Below is a block of data; give all of it again word for word.

*DATA RECORDS*
++++++++++

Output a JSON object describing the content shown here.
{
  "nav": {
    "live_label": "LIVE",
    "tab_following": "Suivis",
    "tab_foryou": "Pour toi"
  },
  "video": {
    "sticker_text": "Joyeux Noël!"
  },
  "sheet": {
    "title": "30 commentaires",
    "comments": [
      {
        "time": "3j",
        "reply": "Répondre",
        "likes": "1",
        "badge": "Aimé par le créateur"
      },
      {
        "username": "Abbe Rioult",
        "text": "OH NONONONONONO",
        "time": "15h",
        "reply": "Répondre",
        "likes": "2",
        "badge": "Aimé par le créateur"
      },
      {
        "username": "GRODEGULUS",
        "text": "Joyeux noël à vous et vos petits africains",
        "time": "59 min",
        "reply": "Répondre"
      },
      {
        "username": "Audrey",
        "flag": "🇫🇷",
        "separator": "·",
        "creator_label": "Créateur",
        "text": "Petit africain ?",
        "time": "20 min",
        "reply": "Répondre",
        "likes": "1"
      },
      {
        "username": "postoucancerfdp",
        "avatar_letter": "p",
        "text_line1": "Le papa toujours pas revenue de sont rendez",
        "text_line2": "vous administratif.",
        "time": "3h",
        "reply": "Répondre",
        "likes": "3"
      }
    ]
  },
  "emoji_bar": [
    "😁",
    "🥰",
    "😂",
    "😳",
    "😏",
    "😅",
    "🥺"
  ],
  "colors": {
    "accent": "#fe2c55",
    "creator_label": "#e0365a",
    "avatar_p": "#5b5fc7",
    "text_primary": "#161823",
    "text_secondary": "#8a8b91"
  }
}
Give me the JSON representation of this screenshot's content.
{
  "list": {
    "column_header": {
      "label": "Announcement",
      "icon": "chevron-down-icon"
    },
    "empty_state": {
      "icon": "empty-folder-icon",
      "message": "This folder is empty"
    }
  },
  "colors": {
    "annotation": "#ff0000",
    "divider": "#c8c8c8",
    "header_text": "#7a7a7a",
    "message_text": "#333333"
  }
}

++++++++++

*EXERCISE OUTPUT*
Output a JSON object describing the content shown here.
{
  "nav": {
    "live_label": "LIVE",
    "tab_following": "Suivis",
    "tab_foryou": "Pour toi"
  },
  "video": {
    "sticker_text": "Joyeux Noël!"
  },
  "sheet": {
    "title": "30 commentaires",
    "comments": [
      {
        "time": "3j",
        "reply": "Répondre",
        "likes": "1",
        "badge": "Aimé par le créateur"
      },
      {
        "username": "Abbe Rioult",
        "text": "OH NONONONONONO",
        "time": "15h",
        "reply": "Répondre",
        "likes": "2",
        "badge": "Aimé par le créateur"
      },
      {
        "username": "GRODEGULUS",
        "text": "Joyeux noël à vous et vos petits africains",
        "time": "59 min",
        "reply": "Répondre"
      },
      {
        "username": "Audrey",
        "flag": "🇫🇷",
        "separator": "·",
        "creator_label": "Créateur",
        "text": "Petit africain ?",
        "time": "20 min",
        "reply": "Répondre",
        "likes": "1"
      },
      {
        "username": "postoucancerfdp",
        "avatar_letter": "p",
        "text_line1": "Le papa toujours pas revenue de sont rendez",
        "text_line2": "vous administratif.",
        "time": "3h",
        "reply": "Répondre",
        "likes": "3"
      }
    ]
  },
  "emoji_bar": [
    "😁",
    "🥰",
    "😂",
    "😳",
    "😏",
    "😅",
    "🥺"
  ],
  "colors": {
    "accent": "#fe2c55",
    "creator_label": "#e0365a",
    "avatar_p": "#5b5fc7",
    "text_primary": "#161823",
    "text_secondary": "#8a8b91"
  }
}
Give me the JSON representation of this screenshot's content.
{
  "list": {
    "column_header": {
      "label": "Announcement",
      "icon": "chevron-down-icon"
    },
    "empty_state": {
      "icon": "empty-folder-icon",
      "message": "This folder is empty"
    }
  },
  "colors": {
    "annotation": "#ff0000",
    "divider": "#c8c8c8",
    "header_text": "#7a7a7a",
    "message_text": "#333333"
  }
}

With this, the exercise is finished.